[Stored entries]
= = = = =

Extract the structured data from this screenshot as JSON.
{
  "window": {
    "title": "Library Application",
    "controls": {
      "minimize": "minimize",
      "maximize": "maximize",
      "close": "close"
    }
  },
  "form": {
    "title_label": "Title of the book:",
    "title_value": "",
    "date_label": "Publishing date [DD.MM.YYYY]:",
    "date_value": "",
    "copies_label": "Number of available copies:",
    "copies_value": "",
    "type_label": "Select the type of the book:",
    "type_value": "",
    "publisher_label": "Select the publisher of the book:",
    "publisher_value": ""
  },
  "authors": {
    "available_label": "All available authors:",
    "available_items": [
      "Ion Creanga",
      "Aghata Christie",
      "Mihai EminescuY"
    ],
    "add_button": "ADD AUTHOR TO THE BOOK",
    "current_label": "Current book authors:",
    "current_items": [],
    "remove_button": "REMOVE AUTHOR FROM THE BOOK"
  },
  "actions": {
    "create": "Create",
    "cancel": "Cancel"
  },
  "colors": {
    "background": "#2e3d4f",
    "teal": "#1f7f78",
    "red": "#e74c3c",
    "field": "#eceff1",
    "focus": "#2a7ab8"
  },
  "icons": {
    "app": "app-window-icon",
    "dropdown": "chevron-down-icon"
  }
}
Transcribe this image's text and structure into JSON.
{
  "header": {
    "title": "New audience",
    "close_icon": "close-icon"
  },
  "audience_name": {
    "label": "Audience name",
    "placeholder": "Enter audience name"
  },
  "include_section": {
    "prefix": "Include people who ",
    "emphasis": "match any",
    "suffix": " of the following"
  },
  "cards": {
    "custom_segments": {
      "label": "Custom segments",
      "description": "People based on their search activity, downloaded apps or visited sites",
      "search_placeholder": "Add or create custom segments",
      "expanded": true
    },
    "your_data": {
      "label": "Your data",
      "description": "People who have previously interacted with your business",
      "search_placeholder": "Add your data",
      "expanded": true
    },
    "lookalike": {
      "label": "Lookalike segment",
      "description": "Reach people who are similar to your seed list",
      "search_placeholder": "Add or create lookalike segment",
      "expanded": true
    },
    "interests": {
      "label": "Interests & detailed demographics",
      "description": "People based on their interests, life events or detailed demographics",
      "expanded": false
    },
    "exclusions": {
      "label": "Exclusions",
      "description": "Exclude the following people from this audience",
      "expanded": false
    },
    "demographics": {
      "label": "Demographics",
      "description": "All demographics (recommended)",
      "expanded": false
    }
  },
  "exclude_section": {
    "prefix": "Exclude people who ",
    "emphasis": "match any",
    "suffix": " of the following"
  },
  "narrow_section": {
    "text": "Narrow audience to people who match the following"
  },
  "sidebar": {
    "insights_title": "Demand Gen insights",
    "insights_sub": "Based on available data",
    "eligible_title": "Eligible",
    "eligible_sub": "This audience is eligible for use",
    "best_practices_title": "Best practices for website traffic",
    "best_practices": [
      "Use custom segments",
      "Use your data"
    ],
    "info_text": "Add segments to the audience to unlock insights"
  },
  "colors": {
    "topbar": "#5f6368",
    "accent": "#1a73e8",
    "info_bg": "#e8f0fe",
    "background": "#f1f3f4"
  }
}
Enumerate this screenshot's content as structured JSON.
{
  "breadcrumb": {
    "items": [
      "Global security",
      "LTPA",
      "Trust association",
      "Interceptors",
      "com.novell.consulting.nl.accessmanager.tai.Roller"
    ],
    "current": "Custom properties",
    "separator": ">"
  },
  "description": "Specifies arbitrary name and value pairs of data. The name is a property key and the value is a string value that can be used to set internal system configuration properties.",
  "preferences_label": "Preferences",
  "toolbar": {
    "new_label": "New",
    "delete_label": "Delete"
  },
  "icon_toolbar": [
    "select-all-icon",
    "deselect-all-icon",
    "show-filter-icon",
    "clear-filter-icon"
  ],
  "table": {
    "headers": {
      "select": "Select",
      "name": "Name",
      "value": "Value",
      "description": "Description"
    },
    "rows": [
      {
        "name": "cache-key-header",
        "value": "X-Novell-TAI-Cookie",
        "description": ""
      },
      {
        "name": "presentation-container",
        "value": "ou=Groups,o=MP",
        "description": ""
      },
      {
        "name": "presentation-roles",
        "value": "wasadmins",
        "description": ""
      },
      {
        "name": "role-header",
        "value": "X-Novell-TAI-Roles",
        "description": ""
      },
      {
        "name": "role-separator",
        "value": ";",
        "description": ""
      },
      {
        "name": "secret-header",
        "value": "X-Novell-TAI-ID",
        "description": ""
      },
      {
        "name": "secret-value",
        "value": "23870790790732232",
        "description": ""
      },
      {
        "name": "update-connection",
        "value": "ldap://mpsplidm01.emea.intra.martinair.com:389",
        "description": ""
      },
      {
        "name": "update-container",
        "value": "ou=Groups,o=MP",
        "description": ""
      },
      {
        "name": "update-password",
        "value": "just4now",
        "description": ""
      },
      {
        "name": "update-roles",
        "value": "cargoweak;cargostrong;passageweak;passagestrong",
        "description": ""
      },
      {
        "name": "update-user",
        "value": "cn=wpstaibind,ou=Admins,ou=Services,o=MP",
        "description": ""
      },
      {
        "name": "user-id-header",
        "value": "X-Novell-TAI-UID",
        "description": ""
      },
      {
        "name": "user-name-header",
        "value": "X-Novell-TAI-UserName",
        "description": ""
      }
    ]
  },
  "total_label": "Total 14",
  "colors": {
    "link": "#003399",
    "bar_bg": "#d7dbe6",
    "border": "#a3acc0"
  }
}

= = = = =

Task to carry out —
Set down the listing above in full, please, exactly as it appears.

Solution —
Extract the structured data from this screenshot as JSON.
{
  "window": {
    "title": "Library Application",
    "controls": {
      "minimize": "minimize",
      "maximize": "maximize",
      "close": "close"
    }
  },
  "form": {
    "title_label": "Title of the book:",
    "title_value": "",
    "date_label": "Publishing date [DD.MM.YYYY]:",
    "date_value": "",
    "copies_label": "Number of available copies:",
    "copies_value": "",
    "type_label": "Select the type of the book:",
    "type_value": "",
    "publisher_label": "Select the publisher of the book:",
    "publisher_value": ""
  },
  "authors": {
    "available_label": "All available authors:",
    "available_items": [
      "Ion Creanga",
      "Aghata Christie",
      "Mihai EminescuY"
    ],
    "add_button": "ADD AUTHOR TO THE BOOK",
    "current_label": "Current book authors:",
    "current_items": [],
    "remove_button": "REMOVE AUTHOR FROM THE BOOK"
  },
  "actions": {
    "create": "Create",
    "cancel": "Cancel"
  },
  "colors": {
    "background": "#2e3d4f",
    "teal": "#1f7f78",
    "red": "#e74c3c",
    "field": "#eceff1",
    "focus": "#2a7ab8"
  },
  "icons": {
    "app": "app-window-icon",
    "dropdown": "chevron-down-icon"
  }
}
Transcribe this image's text and structure into JSON.
{
  "header": {
    "title": "New audience",
    "close_icon": "close-icon"
  },
  "audience_name": {
    "label": "Audience name",
    "placeholder": "Enter audience name"
  },
  "include_section": {
    "prefix": "Include people who ",
    "emphasis": "match any",
    "suffix": " of the following"
  },
  "cards": {
    "custom_segments": {
      "label": "Custom segments",
      "description": "People based on their search activity, downloaded apps or visited sites",
      "search_placeholder": "Add or create custom segments",
      "expanded": true
    },
    "your_data": {
      "label": "Your data",
      "description": "People who have previously interacted with your business",
      "search_placeholder": "Add your data",
      "expanded": true
    },
    "lookalike": {
      "label": "Lookalike segment",
      "description": "Reach people who are similar to your seed list",
      "search_placeholder": "Add or create lookalike segment",
      "expanded": true
    },
    "interests": {
      "label": "Interests & detailed demographics",
      "description": "People based on their interests, life events or detailed demographics",
      "expanded": false
    },
    "exclusions": {
      "label": "Exclusions",
      "description": "Exclude the following people from this audience",
      "expanded": false
    },
    "demographics": {
      "label": "Demographics",
      "description": "All demographics (recommended)",
      "expanded": false
    }
  },
  "exclude_section": {
    "prefix": "Exclude people who ",
    "emphasis": "match any",
    "suffix": " of the following"
  },
  "narrow_section": {
    "text": "Narrow audience to people who match the following"
  },
  "sidebar": {
    "insights_title": "Demand Gen insights",
    "insights_sub": "Based on available data",
    "eligible_title": "Eligible",
    "eligible_sub": "This audience is eligible for use",
    "best_practices_title": "Best practices for website traffic",
    "best_practices": [
      "Use custom segments",
      "Use your data"
    ],
    "info_text": "Add segments to the audience to unlock insights"
  },
  "colors": {
    "topbar": "#5f6368",
    "accent": "#1a73e8",
    "info_bg": "#e8f0fe",
    "background": "#f1f3f4"
  }
}
Enumerate this screenshot's content as structured JSON.
{
  "breadcrumb": {
    "items": [
      "Global security",
      "LTPA",
      "Trust association",
      "Interceptors",
      "com.novell.consulting.nl.accessmanager.tai.Roller"
    ],
    "current": "Custom properties",
    "separator": ">"
  },
  "description": "Specifies arbitrary name and value pairs of data. The name is a property key and the value is a string value that can be used to set internal system configuration properties.",
  "preferences_label": "Preferences",
  "toolbar": {
    "new_label": "New",
    "delete_label": "Delete"
  },
  "icon_toolbar": [
    "select-all-icon",
    "deselect-all-icon",
    "show-filter-icon",
    "clear-filter-icon"
  ],
  "table": {
    "headers": {
      "select": "Select",
      "name": "Name",
      "value": "Value",
      "description": "Description"
    },
    "rows": [
      {
        "name": "cache-key-header",
        "value": "X-Novell-TAI-Cookie",
        "description": ""
      },
      {
        "name": "presentation-container",
        "value": "ou=Groups,o=MP",
        "description": ""
      },
      {
        "name": "presentation-roles",
        "value": "wasadmins",
        "description": ""
      },
      {
        "name": "role-header",
        "value": "X-Novell-TAI-Roles",
        "description": ""
      },
      {
        "name": "role-separator",
        "value": ";",
        "description": ""
      },
      {
        "name": "secret-header",
        "value": "X-Novell-TAI-ID",
        "description": ""
      },
      {
        "name": "secret-value",
        "value": "23870790790732232",
        "description": ""
      },
      {
        "name": "update-connection",
        "value": "ldap://mpsplidm01.emea.intra.martinair.com:389",
        "description": ""
      },
      {
        "name": "update-container",
        "value": "ou=Groups,o=MP",
        "description": ""
      },
      {
        "name": "update-password",
        "value": "just4now",
        "description": ""
      },
      {
        "name": "update-roles",
        "value": "cargoweak;cargostrong;passageweak;passagestrong",
        "description": ""
      },
      {
        "name": "update-user",
        "value": "cn=wpstaibind,ou=Admins,ou=Services,o=MP",
        "description": ""
      },
      {
        "name": "user-id-header",
        "value": "X-Novell-TAI-UID",
        "description": ""
      },
      {
        "name": "user-name-header",
        "value": "X-Novell-TAI-UserName",
        "description": ""
      }
    ]
  },
  "total_label": "Total 14",
  "colors": {
    "link": "#003399",
    "bar_bg": "#d7dbe6",
    "border": "#a3acc0"
  }
}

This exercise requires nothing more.